**DOCUMENT PASSAGE:**
───
Sales of physical CD's in the United States plummeted 20% in the first three months of 2007, compared to the same period in 2006, as online downloading of songs continued to take over.
89 million CD’s were sold from the start of the year through March 18 as compared with 112 million CD’s sold during the same period in 2006, according to Nielsen SoundScan report released Wednesday. Sales of individual songs in digital format on the Internet rose from 242 million tracks during those months last year to 288 million this year, according to SoundScan.
Consumers are sending a clear message to artists that "while you may have put a lot of thought into the sequence of the album, I only like these three songs," said industry analyst Michael McGuire of Gartner Research.
"It comes back to consumers being in complete control of their media experience, and that is not going backwards," Gartner told AFP. "This is a tough business being a record label because they have to find new sources of revenue," he added.
───
**INFORMATION PROVIDED:**
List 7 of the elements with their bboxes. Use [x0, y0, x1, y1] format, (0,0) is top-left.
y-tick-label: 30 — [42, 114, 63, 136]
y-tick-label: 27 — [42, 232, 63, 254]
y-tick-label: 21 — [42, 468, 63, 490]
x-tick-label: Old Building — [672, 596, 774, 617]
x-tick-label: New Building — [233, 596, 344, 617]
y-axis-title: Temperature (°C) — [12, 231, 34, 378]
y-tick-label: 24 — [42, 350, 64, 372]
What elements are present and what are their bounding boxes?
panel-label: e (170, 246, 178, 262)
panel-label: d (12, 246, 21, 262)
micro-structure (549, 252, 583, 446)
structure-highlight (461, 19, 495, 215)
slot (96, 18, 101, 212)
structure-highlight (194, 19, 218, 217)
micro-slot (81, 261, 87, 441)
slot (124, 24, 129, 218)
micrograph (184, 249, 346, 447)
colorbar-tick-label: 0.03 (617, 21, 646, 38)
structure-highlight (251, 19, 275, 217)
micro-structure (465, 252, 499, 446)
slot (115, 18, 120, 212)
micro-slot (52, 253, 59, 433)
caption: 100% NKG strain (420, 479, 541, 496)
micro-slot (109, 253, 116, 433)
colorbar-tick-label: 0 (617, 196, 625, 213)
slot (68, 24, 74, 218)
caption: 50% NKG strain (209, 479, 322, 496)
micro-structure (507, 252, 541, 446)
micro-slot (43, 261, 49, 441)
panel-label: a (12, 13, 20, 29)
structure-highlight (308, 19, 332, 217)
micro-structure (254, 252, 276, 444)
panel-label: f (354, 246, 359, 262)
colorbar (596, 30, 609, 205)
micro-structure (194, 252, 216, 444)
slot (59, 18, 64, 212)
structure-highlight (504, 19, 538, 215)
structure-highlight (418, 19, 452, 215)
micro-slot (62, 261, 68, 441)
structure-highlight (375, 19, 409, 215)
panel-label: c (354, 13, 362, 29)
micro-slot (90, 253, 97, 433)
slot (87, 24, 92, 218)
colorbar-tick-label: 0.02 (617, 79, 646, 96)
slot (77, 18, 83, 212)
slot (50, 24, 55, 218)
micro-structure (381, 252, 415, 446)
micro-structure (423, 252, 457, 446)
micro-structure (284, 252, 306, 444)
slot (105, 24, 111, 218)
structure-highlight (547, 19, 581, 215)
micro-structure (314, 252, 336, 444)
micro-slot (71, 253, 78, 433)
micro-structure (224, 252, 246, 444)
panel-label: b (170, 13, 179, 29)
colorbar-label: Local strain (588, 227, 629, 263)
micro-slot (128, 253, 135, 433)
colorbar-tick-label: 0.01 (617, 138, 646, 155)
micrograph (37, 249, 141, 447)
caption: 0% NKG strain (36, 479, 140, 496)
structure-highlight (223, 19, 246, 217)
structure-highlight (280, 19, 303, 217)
───
**TASK DETAILS:** Continue the news report on falling CD sales in 2007, starting right after its final sentence.

**RESPONSE:**
In recent weeks, the music industry has posted some of the weakest sales it has ever recorded. Even despite falling CD prices and massive marketing, this year has already seen the two lowest-selling #1 albums in history.
Because of the Internet, consumers have more ways to obtain music now than they did a decade ago, when walking into a store was the only option. The increasing popularity of digital music downloads on the Internet is slowly taking over CD sales and leaving record companies with nothing to stand on if they fail to adapt to digital distribution.